Reproduce all of the data word for word.

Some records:
* START *
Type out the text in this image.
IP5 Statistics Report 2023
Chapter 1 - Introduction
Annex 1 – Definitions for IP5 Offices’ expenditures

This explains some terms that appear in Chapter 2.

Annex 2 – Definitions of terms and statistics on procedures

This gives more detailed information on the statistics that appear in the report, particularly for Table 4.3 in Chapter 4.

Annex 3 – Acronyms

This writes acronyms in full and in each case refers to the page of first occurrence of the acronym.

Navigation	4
* END *
## Response to this exercise
Type out the text in this image.
IP5 Statistics Report 2023
Chapter 1 - Introduction
Annex 1 – Definitions for IP5 Offices’ expenditures

This explains some terms that appear in Chapter 2.

Annex 2 – Definitions of terms and statistics on procedures

This gives more detailed information on the statistics that appear in the report, particularly for Table 4.3 in Chapter 4.

Annex 3 – Acronyms

This writes acronyms in full and in each case refers to the page of first occurrence of the acronym.

Navigation	4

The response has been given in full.